(begin)

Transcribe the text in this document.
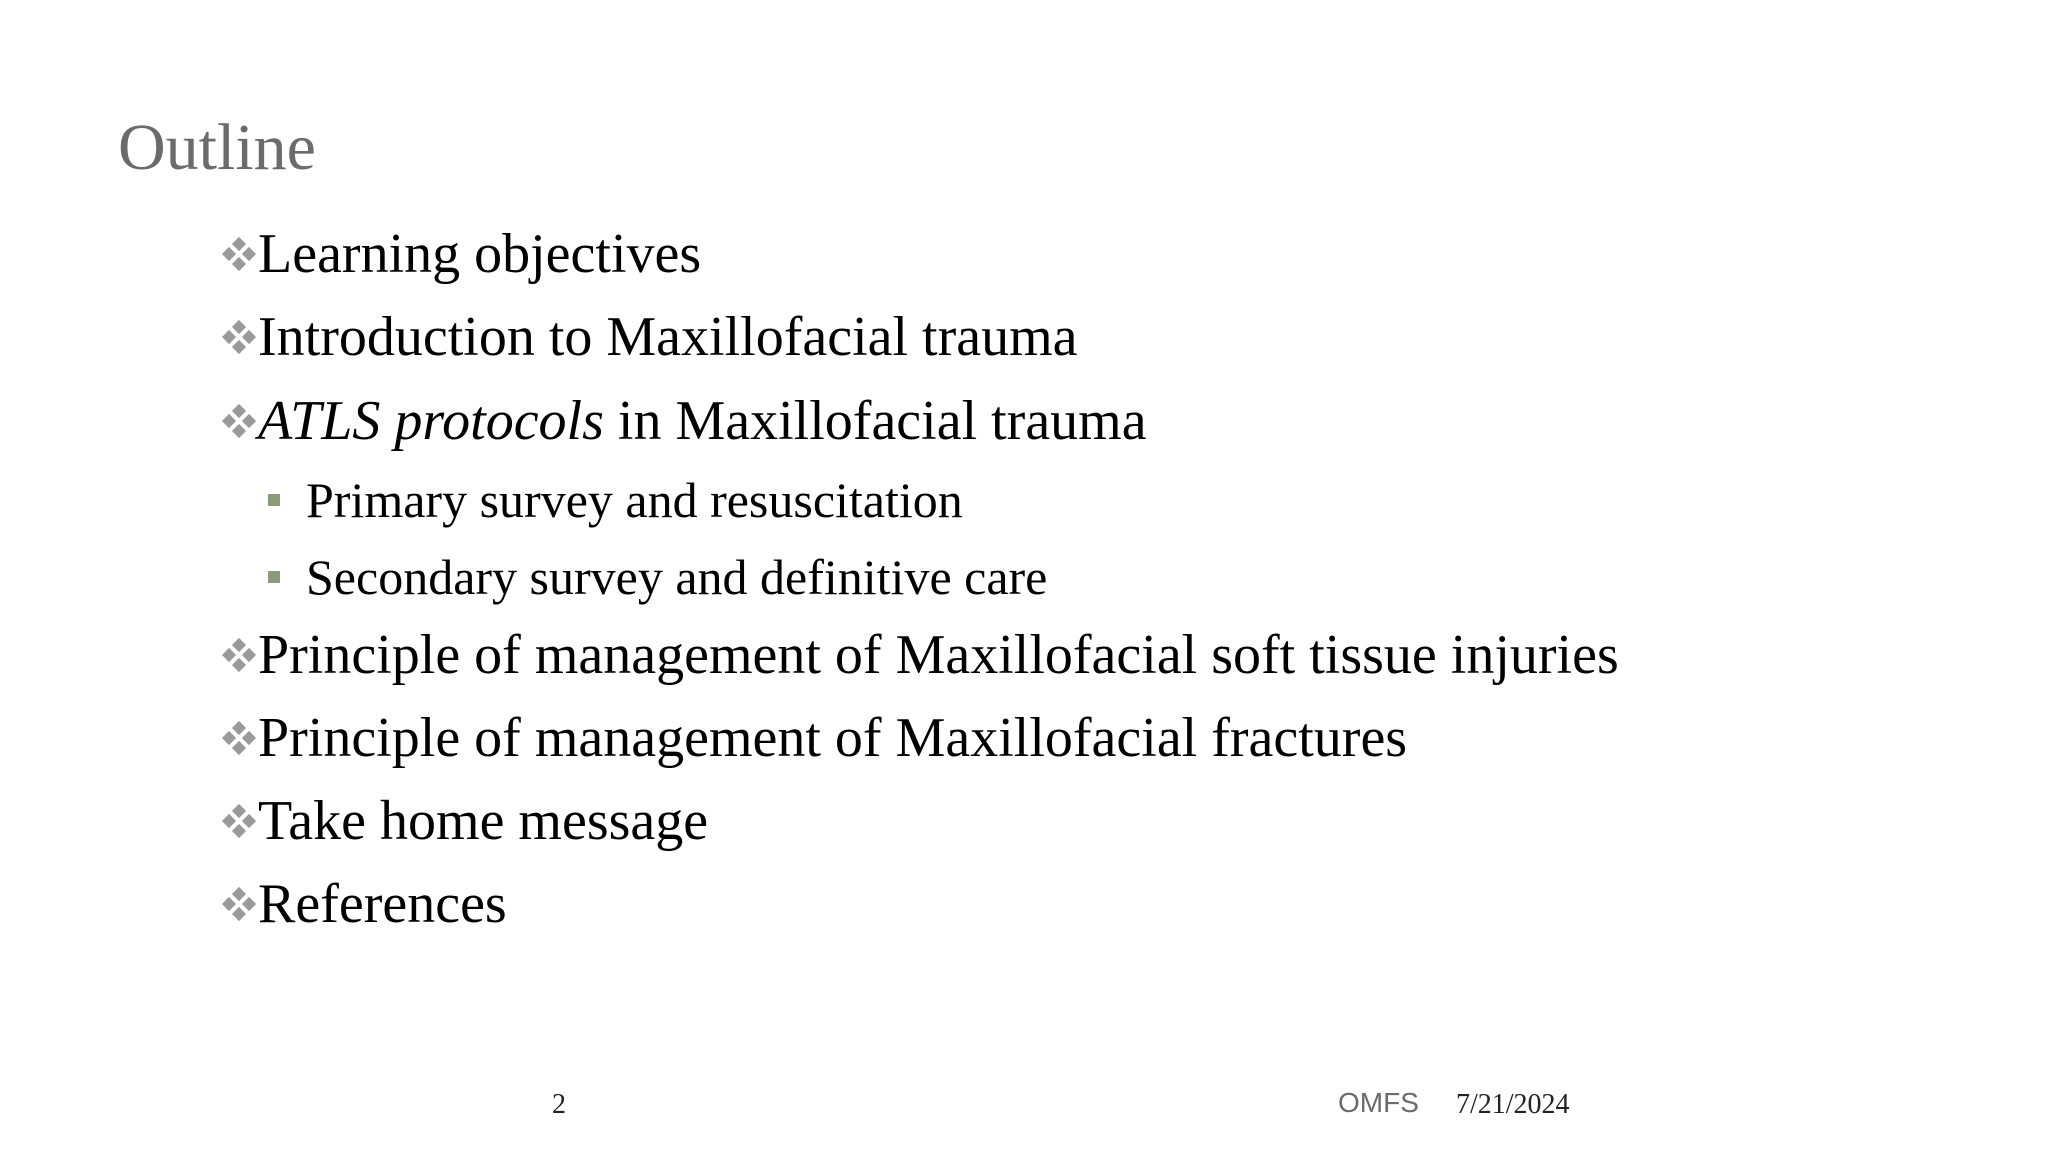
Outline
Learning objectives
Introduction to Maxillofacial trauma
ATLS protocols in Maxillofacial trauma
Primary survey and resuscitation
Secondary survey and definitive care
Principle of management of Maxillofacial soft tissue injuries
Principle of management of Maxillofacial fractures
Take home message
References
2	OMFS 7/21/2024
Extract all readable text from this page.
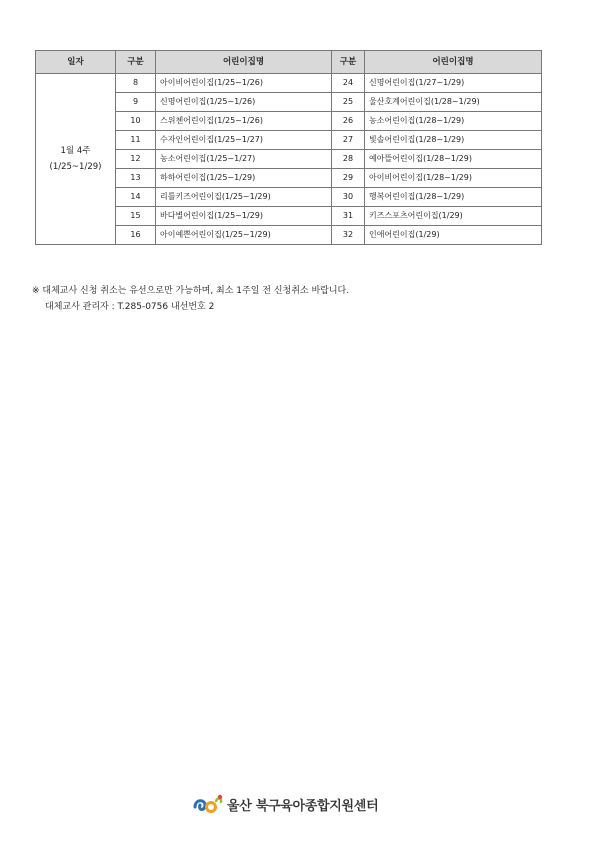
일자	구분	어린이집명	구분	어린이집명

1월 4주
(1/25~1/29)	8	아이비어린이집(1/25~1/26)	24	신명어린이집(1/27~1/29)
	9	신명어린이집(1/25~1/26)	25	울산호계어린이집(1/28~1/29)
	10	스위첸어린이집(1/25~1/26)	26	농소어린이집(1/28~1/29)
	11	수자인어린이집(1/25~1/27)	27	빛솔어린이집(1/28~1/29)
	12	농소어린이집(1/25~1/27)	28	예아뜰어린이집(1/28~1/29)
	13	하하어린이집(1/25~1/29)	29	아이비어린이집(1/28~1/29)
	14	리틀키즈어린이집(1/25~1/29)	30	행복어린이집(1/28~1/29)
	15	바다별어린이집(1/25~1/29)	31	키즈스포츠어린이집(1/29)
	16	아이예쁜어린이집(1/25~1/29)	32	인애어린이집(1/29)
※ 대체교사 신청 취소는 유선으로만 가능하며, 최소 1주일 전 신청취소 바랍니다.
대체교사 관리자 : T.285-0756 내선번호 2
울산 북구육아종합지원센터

(end)
(begin)

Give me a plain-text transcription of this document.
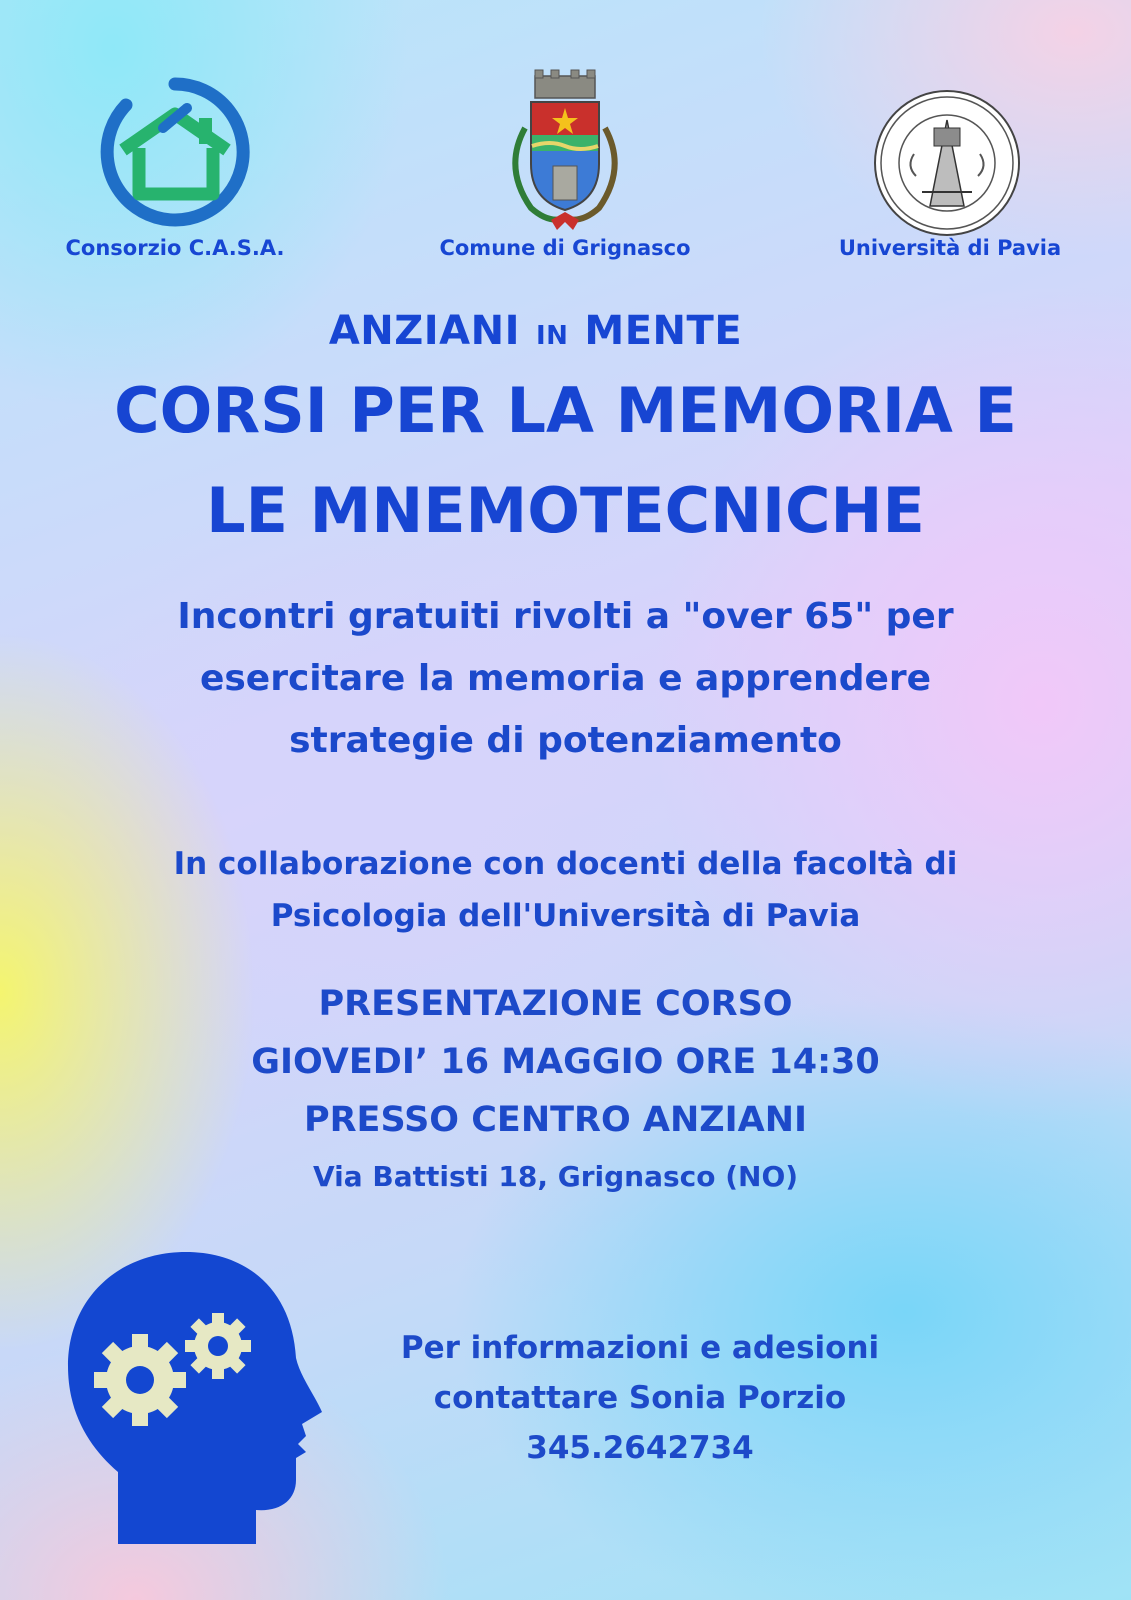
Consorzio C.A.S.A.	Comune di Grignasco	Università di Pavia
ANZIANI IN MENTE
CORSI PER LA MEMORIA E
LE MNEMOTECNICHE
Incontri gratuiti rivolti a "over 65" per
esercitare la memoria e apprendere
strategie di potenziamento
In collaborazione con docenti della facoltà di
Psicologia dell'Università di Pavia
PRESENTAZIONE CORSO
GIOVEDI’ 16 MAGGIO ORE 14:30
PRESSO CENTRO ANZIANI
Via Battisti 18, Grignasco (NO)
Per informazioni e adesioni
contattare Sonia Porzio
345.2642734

(end)
(begin)

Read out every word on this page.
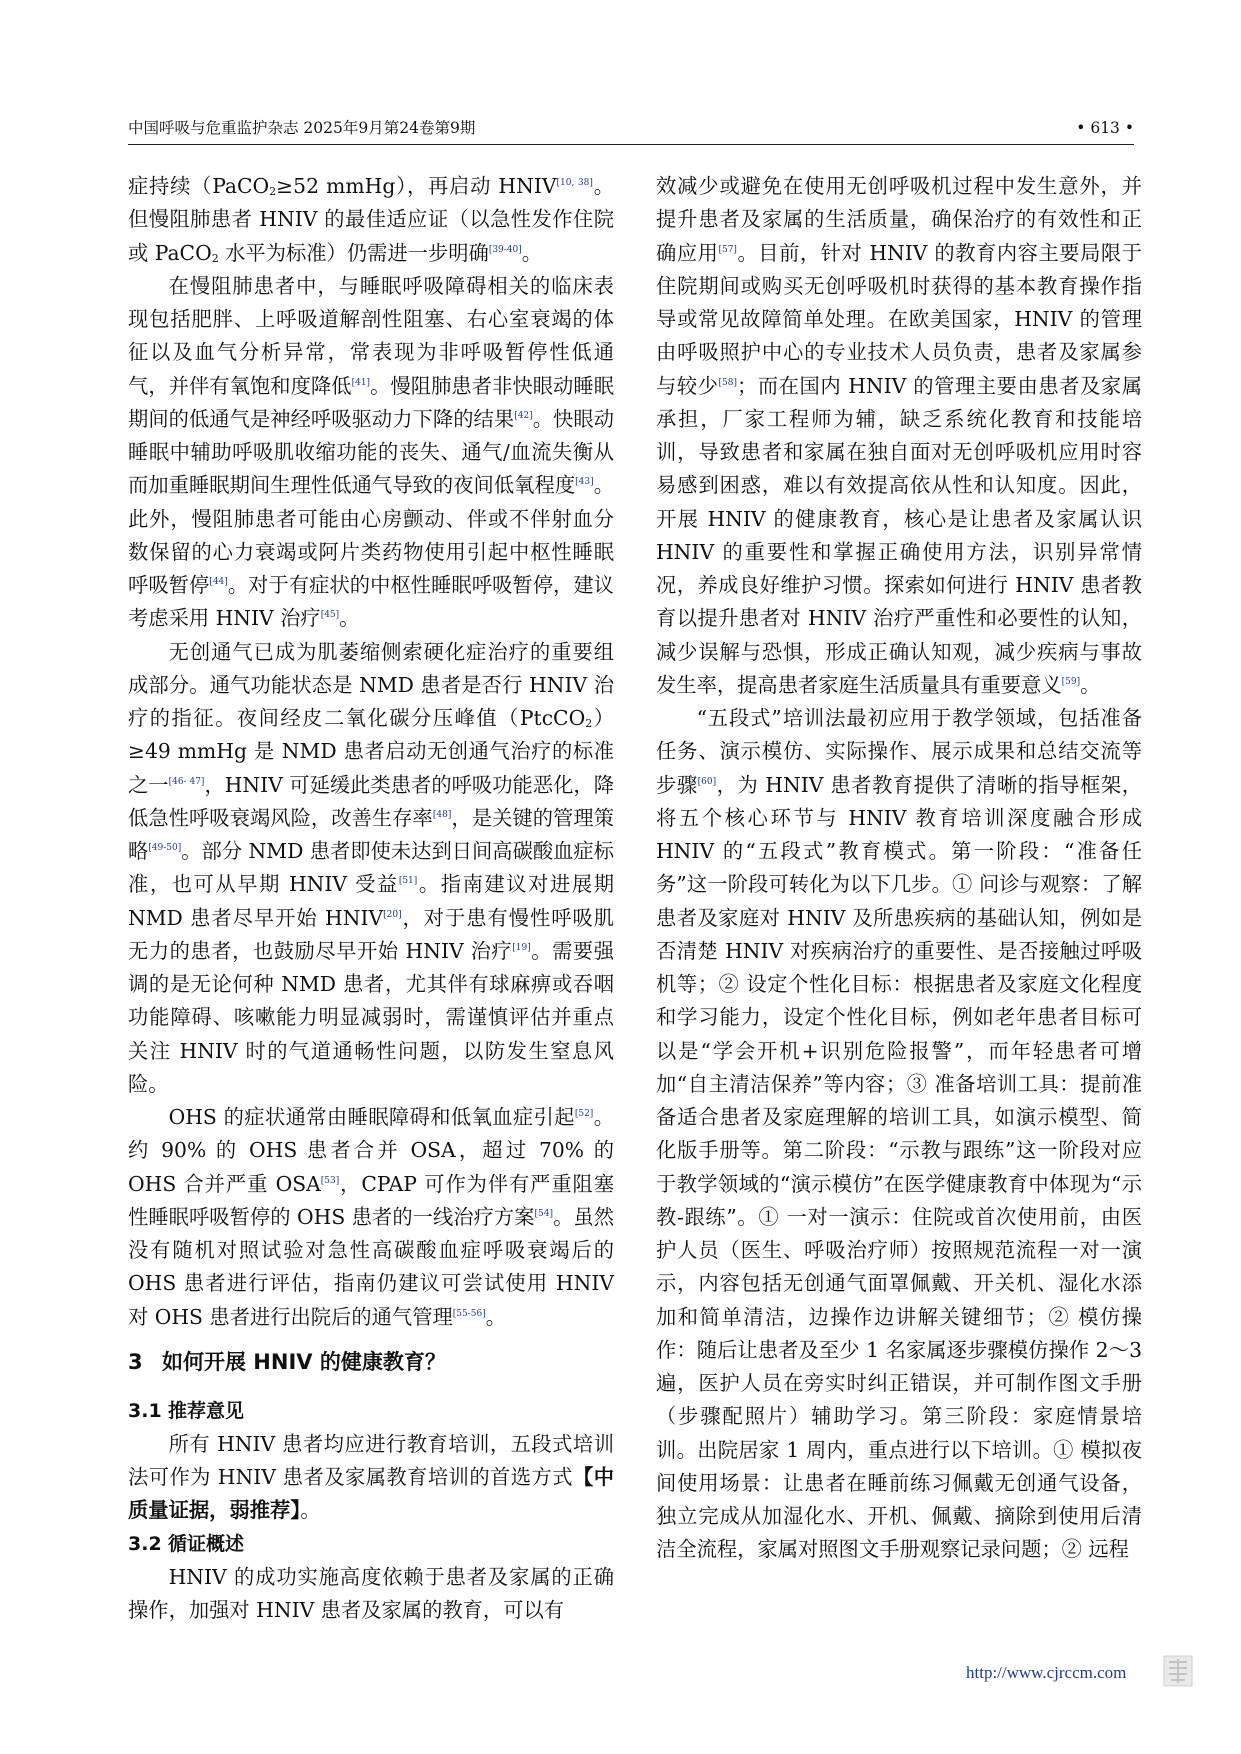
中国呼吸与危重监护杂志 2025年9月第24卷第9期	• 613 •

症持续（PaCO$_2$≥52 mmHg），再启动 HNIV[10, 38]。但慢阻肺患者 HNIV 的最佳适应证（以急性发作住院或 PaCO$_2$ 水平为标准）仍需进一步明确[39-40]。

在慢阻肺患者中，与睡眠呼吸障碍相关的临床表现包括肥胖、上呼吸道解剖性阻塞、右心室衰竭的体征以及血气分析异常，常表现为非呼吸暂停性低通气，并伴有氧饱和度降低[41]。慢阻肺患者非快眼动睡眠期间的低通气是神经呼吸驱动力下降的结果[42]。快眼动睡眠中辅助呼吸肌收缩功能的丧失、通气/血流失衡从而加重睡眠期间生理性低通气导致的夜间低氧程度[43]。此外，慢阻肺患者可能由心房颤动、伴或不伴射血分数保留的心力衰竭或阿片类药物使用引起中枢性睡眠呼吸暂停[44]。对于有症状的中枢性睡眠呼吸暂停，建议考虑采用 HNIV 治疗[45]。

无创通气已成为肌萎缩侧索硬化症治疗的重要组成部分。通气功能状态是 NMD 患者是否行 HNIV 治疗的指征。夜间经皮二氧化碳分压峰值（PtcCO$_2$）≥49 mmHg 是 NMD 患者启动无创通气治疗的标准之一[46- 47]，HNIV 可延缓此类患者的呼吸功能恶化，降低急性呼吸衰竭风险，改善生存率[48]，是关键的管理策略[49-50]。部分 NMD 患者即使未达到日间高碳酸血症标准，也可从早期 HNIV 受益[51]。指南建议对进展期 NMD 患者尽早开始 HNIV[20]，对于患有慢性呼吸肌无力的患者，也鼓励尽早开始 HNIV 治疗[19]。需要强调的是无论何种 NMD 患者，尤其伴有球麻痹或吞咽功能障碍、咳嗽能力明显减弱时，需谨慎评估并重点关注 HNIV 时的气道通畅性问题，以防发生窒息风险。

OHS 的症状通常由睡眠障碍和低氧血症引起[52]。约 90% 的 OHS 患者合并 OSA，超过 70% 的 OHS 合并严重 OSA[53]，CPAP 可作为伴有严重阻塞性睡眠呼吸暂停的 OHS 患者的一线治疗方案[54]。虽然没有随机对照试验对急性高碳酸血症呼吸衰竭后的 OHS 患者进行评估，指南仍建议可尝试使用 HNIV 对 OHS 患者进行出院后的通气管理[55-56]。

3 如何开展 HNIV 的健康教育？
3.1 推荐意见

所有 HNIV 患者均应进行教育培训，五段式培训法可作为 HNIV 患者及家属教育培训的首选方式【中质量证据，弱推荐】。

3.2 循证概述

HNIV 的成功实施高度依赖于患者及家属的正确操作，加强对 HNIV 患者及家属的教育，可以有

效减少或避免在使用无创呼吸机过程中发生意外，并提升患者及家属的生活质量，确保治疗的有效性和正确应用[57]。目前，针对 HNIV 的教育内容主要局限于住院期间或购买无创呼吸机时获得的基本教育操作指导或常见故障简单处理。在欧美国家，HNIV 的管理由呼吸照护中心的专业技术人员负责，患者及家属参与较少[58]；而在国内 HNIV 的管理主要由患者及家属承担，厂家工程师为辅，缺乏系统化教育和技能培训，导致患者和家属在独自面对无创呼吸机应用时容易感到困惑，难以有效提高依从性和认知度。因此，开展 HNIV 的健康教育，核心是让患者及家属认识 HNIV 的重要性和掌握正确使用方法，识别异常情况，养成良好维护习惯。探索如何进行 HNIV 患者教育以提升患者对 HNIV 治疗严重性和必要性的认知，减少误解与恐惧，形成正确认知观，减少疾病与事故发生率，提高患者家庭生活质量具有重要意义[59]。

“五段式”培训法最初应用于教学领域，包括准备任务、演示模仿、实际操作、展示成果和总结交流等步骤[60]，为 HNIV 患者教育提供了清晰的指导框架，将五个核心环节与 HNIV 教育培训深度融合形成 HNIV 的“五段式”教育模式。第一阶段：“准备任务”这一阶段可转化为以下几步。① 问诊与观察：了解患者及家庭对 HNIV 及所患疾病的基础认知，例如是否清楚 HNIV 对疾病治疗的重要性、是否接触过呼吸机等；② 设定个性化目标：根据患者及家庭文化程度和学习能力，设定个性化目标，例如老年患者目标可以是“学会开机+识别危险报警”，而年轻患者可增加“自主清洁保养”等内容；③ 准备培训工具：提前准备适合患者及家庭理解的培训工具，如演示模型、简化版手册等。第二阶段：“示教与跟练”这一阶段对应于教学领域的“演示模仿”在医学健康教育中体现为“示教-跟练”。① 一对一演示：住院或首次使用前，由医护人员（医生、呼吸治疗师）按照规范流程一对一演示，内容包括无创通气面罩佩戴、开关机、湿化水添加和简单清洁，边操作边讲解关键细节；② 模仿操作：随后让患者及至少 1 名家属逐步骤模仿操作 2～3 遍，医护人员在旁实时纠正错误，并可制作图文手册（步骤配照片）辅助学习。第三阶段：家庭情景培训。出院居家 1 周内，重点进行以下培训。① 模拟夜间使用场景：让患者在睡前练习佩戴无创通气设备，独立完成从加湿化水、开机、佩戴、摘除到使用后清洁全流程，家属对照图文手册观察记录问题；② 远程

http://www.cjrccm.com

(end)

• _YOUR INSTRUCTIONS_: Among the lines of the data above, determine how many contain the word "아이비어린이집". Report the number alone.

• _ANSWER BELOW_: 2